• [WHAT THIS TASK INVOLVES]:
Rewrite the material from its start through the line containing "table-row: Расход Абдулов", replacing "Расход" with "Приход" and leaving everything else unchanged.

• [GIVEN RECORDS]:
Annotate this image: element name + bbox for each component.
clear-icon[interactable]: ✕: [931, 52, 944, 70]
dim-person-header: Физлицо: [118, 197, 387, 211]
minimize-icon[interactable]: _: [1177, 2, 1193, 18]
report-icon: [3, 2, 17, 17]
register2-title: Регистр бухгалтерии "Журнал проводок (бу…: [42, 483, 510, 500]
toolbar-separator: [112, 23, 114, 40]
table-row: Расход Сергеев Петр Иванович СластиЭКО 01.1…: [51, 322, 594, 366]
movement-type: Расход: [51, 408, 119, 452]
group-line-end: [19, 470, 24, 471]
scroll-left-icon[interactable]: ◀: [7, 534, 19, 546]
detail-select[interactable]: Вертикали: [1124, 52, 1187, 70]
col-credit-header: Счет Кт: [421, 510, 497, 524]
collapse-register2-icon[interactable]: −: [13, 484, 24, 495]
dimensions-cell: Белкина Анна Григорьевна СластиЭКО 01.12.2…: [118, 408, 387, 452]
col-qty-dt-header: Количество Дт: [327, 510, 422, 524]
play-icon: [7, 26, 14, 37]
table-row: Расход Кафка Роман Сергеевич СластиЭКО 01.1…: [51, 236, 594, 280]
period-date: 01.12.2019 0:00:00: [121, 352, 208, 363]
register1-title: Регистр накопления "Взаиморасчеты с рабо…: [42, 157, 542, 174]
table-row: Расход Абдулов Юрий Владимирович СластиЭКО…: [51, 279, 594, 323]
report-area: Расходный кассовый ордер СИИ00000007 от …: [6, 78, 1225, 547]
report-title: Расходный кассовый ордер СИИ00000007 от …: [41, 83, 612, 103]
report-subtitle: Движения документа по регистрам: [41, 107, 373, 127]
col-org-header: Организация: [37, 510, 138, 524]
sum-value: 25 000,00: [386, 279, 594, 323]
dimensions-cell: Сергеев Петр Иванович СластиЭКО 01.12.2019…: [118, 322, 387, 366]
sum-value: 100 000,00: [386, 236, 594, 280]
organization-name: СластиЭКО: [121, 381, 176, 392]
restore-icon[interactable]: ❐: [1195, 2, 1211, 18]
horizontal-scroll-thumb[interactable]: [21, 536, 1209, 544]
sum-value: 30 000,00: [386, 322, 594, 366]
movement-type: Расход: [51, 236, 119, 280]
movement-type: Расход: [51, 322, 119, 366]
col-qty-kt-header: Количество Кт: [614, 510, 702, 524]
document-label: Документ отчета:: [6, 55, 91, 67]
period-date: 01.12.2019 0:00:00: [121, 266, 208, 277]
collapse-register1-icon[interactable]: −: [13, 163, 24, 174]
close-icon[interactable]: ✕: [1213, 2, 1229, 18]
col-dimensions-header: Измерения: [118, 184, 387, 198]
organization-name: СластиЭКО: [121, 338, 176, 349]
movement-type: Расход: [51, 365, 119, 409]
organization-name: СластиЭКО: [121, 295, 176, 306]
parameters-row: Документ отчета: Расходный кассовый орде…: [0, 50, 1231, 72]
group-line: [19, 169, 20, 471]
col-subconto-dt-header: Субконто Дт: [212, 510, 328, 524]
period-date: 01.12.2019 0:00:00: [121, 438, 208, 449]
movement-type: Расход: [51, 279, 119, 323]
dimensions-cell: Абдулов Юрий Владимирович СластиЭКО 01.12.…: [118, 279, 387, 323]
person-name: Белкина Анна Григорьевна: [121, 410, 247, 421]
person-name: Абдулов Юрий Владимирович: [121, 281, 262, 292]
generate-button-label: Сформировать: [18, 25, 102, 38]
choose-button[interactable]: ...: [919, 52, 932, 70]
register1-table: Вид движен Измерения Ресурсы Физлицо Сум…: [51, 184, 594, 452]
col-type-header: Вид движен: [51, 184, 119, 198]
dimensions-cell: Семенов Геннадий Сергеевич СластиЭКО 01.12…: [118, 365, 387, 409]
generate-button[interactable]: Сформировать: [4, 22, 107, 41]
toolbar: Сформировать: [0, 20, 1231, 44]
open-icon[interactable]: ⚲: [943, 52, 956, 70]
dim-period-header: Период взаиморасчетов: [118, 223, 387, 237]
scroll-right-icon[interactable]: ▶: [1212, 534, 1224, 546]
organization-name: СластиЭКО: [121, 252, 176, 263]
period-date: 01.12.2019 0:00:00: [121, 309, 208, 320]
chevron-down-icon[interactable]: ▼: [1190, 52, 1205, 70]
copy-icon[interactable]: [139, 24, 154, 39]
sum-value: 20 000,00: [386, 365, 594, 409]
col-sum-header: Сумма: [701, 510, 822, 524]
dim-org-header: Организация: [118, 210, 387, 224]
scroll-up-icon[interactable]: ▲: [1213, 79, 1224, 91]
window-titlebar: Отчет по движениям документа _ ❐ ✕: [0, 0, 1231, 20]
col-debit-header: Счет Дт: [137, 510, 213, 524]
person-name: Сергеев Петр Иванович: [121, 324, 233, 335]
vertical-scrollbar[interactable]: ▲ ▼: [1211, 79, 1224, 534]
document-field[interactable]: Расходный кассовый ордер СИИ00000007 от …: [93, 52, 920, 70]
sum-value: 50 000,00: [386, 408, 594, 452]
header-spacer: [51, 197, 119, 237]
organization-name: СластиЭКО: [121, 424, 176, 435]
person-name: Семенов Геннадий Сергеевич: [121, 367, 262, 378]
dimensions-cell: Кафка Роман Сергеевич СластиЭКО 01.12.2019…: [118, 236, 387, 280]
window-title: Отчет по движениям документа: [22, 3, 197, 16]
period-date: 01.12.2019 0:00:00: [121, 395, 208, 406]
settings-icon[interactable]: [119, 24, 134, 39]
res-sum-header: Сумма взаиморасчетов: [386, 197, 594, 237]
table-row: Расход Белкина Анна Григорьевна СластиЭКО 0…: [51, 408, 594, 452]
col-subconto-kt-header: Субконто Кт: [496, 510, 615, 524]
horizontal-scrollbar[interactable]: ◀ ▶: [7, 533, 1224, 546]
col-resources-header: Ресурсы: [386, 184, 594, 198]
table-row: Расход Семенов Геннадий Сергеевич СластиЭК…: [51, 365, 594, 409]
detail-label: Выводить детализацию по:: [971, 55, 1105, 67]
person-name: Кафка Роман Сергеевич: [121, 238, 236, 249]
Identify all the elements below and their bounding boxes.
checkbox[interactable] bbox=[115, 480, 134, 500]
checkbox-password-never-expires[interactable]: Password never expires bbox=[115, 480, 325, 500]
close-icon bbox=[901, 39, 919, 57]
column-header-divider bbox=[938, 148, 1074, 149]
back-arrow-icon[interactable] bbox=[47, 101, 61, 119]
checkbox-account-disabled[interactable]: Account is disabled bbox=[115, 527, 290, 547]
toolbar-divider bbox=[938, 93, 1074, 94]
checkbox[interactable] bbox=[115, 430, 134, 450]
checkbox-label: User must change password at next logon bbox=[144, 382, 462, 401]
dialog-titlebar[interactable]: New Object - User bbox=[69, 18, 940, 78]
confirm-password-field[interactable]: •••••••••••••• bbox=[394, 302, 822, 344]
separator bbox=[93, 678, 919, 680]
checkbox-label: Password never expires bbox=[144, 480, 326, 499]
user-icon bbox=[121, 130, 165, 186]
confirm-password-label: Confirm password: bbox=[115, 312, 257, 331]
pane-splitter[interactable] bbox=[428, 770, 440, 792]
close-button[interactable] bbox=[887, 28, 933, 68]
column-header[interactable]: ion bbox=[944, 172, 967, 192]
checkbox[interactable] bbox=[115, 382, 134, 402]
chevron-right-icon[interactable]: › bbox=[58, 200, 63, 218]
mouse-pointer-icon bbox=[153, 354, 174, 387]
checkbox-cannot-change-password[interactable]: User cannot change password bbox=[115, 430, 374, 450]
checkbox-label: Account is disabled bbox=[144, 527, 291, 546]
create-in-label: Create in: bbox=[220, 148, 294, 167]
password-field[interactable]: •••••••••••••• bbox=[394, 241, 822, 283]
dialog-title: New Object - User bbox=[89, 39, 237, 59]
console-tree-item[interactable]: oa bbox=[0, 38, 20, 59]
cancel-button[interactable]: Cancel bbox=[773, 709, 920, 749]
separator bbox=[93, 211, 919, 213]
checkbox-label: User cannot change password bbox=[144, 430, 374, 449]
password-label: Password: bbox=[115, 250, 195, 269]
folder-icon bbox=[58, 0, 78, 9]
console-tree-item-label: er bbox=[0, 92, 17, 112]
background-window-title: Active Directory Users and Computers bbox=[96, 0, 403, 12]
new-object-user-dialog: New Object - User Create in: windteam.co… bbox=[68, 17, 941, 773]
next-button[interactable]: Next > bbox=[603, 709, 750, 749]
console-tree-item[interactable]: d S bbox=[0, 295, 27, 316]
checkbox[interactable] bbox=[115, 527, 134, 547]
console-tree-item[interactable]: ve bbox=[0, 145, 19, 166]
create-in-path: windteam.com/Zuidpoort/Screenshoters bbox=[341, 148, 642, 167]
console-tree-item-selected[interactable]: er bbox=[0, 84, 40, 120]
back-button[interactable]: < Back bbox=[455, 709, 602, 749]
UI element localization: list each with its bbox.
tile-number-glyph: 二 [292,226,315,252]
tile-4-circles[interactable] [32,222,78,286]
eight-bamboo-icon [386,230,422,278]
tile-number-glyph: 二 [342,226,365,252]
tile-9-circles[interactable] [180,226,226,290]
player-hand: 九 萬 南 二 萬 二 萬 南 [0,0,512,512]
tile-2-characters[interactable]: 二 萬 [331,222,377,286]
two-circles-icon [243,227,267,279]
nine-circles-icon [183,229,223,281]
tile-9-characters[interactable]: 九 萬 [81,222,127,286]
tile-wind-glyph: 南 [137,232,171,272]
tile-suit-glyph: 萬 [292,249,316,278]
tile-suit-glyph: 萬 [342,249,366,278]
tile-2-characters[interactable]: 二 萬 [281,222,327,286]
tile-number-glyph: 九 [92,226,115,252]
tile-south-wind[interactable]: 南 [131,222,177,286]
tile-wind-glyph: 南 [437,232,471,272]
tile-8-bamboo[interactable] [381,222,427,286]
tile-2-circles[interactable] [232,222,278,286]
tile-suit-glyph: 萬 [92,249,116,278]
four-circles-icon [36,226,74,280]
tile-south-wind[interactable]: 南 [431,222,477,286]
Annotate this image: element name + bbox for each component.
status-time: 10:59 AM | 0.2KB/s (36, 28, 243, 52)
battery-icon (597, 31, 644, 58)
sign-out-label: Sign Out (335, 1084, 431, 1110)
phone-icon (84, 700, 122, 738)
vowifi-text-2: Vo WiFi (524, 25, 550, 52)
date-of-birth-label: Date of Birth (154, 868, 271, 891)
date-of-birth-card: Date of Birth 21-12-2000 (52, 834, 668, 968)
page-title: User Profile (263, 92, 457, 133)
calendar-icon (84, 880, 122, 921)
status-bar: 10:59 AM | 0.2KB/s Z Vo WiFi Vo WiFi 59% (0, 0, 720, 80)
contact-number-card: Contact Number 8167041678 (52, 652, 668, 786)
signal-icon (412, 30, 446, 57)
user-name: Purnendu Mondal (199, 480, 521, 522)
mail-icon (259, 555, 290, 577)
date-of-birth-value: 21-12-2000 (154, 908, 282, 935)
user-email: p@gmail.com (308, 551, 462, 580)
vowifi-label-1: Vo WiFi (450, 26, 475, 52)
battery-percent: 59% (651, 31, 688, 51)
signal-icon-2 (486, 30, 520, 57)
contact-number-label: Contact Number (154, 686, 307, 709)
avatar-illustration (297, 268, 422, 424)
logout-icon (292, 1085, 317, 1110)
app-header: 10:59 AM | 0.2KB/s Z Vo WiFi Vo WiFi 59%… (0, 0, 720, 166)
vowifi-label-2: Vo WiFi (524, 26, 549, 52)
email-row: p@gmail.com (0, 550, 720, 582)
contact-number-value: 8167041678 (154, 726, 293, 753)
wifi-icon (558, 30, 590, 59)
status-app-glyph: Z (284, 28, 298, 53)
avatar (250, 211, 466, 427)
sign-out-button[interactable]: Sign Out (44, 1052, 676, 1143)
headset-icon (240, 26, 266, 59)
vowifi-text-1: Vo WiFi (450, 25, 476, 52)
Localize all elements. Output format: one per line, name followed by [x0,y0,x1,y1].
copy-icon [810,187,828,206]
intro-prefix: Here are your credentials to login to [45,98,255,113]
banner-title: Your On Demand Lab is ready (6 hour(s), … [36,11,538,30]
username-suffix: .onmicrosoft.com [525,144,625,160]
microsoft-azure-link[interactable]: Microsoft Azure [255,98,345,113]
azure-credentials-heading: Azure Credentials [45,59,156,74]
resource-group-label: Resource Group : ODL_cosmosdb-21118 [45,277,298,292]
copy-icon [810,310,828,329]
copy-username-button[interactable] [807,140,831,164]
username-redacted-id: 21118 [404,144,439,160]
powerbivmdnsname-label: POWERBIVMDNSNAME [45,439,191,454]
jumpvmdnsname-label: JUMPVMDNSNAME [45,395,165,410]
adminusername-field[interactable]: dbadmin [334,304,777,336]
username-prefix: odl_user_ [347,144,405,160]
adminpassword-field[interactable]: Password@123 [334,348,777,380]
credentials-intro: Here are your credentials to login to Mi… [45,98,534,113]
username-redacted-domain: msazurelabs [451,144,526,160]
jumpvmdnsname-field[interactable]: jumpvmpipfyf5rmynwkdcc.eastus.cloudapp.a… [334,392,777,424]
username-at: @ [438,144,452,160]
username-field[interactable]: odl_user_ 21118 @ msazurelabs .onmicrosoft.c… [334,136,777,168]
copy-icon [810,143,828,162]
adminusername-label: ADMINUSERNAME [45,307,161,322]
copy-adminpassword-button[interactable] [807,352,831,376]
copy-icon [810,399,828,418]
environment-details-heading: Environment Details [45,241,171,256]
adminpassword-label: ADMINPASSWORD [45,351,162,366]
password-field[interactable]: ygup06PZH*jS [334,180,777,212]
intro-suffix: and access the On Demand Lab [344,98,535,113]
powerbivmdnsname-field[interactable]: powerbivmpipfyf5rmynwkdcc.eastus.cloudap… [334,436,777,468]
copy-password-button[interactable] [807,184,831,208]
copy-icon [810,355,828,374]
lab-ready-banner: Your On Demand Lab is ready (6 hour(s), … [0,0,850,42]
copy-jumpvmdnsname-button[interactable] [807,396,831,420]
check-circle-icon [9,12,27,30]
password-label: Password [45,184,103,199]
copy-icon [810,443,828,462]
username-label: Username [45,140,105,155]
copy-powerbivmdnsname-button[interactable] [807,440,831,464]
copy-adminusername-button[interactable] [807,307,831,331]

• [FULL RESPONSE]:
Annotate this image: element name + bbox for each component.
clear-icon[interactable]: ✕: [931, 52, 944, 70]
dim-person-header: Физлицо: [118, 197, 387, 211]
minimize-icon[interactable]: _: [1177, 2, 1193, 18]
report-icon: [3, 2, 17, 17]
register2-title: Регистр бухгалтерии "Журнал проводок (бу…: [42, 483, 510, 500]
toolbar-separator: [112, 23, 114, 40]
table-row: Приход Сергеев Петр Иванович СластиЭКО 01.1…: [51, 322, 594, 366]
movement-type: Приход: [51, 408, 119, 452]
group-line-end: [19, 470, 24, 471]
scroll-left-icon[interactable]: ◀: [7, 534, 19, 546]
detail-select[interactable]: Вертикали: [1124, 52, 1187, 70]
col-credit-header: Счет Кт: [421, 510, 497, 524]
collapse-register2-icon[interactable]: −: [13, 484, 24, 495]
dimensions-cell: Белкина Анна Григорьевна СластиЭКО 01.12.2…: [118, 408, 387, 452]
col-qty-dt-header: Количество Дт: [327, 510, 422, 524]
play-icon: [7, 26, 14, 37]
table-row: Приход Кафка Роман Сергеевич СластиЭКО 01.1…: [51, 236, 594, 280]
period-date: 01.12.2019 0:00:00: [121, 352, 208, 363]
register1-title: Регистр накопления "Взаиморасчеты с рабо…: [42, 157, 542, 174]
table-row: Приход Абдулов Юрий Владимирович СластиЭКО…: [51, 279, 594, 323]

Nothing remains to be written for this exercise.